* _Task goal_:
Your task is to copy every line of the records below that contains "promocję".

** Begin Records for this exercise **

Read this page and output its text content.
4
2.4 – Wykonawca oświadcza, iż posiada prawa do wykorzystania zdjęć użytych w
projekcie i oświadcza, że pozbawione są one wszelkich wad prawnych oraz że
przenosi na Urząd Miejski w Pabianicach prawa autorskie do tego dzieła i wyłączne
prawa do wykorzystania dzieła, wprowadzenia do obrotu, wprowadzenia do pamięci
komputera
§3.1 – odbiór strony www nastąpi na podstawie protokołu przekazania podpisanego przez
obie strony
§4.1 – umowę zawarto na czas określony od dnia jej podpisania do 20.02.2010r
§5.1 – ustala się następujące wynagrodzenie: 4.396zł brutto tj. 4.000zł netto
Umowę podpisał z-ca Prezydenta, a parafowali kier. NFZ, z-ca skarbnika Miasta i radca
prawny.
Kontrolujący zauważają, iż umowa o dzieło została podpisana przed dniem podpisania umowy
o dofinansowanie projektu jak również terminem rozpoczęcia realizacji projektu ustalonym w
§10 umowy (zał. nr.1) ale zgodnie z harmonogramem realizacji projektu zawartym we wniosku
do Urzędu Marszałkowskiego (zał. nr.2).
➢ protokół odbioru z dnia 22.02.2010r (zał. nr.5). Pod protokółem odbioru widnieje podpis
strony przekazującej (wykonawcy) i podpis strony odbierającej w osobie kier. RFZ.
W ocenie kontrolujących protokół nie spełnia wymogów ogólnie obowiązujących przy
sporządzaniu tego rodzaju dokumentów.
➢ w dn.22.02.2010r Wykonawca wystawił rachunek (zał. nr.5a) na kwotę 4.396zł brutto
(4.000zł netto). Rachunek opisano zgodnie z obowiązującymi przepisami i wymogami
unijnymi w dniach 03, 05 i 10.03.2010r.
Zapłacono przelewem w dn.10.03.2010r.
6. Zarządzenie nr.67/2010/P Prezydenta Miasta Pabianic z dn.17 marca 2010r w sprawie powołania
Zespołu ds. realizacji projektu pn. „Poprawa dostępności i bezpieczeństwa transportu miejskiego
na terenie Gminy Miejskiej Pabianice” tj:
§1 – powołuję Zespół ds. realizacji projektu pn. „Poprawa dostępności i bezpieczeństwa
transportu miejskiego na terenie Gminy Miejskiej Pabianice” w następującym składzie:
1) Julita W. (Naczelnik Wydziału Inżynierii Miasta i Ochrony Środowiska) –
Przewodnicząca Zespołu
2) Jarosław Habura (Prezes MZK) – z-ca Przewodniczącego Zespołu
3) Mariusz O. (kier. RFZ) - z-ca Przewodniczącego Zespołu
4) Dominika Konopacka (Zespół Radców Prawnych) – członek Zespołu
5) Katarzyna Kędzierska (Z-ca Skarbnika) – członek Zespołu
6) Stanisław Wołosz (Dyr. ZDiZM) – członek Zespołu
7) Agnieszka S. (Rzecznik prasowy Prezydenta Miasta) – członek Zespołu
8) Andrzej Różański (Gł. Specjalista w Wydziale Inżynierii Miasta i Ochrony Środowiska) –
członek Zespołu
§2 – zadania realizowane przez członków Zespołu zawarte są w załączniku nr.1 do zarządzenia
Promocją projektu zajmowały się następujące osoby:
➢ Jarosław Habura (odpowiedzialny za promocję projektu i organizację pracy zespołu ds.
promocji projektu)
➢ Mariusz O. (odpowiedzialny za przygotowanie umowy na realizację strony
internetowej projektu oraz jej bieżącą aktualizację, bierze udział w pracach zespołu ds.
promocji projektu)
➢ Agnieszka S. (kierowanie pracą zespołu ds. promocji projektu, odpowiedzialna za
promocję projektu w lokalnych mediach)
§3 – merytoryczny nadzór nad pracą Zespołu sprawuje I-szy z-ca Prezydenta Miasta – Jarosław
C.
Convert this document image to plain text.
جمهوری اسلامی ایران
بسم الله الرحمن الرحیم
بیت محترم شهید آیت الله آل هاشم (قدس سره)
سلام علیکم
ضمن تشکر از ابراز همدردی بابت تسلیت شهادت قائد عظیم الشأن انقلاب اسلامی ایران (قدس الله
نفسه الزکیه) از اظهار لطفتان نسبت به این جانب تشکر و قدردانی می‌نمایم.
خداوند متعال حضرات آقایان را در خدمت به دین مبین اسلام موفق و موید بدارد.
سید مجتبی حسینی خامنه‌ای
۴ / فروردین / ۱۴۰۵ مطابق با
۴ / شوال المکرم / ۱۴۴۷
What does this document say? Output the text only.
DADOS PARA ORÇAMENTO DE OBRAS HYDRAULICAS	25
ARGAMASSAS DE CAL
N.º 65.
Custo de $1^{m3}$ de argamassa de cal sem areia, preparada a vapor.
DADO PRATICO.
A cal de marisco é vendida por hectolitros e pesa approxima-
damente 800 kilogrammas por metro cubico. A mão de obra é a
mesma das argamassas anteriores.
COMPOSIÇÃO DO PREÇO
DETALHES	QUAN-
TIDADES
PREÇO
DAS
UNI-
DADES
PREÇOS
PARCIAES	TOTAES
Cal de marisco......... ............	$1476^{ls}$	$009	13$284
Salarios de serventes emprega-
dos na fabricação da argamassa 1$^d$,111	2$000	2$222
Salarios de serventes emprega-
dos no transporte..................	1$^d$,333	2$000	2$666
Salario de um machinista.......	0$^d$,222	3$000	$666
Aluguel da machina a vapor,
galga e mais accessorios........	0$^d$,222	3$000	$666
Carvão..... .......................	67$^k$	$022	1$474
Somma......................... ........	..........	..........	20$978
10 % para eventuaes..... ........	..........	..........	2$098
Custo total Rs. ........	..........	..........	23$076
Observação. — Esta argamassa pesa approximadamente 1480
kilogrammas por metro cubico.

** End Records for this exercise **

* _Full solution_:
➢ Jarosław Habura (odpowiedzialny za promocję projektu i organizację pracy zespołu ds.
promocję projektu w lokalnych mediach)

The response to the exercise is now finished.